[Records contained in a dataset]
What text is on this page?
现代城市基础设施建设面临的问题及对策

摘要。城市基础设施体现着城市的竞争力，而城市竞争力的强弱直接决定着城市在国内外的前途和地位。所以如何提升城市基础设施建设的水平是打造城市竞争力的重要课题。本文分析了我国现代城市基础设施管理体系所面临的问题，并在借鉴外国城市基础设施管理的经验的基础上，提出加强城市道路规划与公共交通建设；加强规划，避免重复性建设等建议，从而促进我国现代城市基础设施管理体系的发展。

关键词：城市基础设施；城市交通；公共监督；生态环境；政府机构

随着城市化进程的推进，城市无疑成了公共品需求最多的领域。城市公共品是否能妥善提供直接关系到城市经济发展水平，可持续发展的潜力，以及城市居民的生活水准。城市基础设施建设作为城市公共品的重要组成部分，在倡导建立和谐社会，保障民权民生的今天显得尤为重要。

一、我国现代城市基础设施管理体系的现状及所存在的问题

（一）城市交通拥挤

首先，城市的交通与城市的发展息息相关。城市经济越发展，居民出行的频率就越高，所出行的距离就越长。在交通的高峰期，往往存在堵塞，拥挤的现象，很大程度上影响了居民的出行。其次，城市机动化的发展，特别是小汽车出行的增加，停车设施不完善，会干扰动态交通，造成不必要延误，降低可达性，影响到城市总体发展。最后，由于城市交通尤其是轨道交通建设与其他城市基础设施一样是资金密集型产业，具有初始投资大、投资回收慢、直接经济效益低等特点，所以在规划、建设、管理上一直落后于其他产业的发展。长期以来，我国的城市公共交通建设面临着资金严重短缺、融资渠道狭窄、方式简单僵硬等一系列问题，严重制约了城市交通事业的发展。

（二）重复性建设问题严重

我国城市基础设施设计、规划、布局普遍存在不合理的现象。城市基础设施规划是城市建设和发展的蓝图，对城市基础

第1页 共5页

(Goal of the exercise) Return every entry exactly as given.

(Answer for the task)
What text is on this page?
现代城市基础设施建设面临的问题及对策

摘要。城市基础设施体现着城市的竞争力，而城市竞争力的强弱直接决定着城市在国内外的前途和地位。所以如何提升城市基础设施建设的水平是打造城市竞争力的重要课题。本文分析了我国现代城市基础设施管理体系所面临的问题，并在借鉴外国城市基础设施管理的经验的基础上，提出加强城市道路规划与公共交通建设；加强规划，避免重复性建设等建议，从而促进我国现代城市基础设施管理体系的发展。

关键词：城市基础设施；城市交通；公共监督；生态环境；政府机构

随着城市化进程的推进，城市无疑成了公共品需求最多的领域。城市公共品是否能妥善提供直接关系到城市经济发展水平，可持续发展的潜力，以及城市居民的生活水准。城市基础设施建设作为城市公共品的重要组成部分，在倡导建立和谐社会，保障民权民生的今天显得尤为重要。

一、我国现代城市基础设施管理体系的现状及所存在的问题

（一）城市交通拥挤

首先，城市的交通与城市的发展息息相关。城市经济越发展，居民出行的频率就越高，所出行的距离就越长。在交通的高峰期，往往存在堵塞，拥挤的现象，很大程度上影响了居民的出行。其次，城市机动化的发展，特别是小汽车出行的增加，停车设施不完善，会干扰动态交通，造成不必要延误，降低可达性，影响到城市总体发展。最后，由于城市交通尤其是轨道交通建设与其他城市基础设施一样是资金密集型产业，具有初始投资大、投资回收慢、直接经济效益低等特点，所以在规划、建设、管理上一直落后于其他产业的发展。长期以来，我国的城市公共交通建设面临着资金严重短缺、融资渠道狭窄、方式简单僵硬等一系列问题，严重制约了城市交通事业的发展。

（二）重复性建设问题严重

我国城市基础设施设计、规划、布局普遍存在不合理的现象。城市基础设施规划是城市建设和发展的蓝图，对城市基础

第1页 共5页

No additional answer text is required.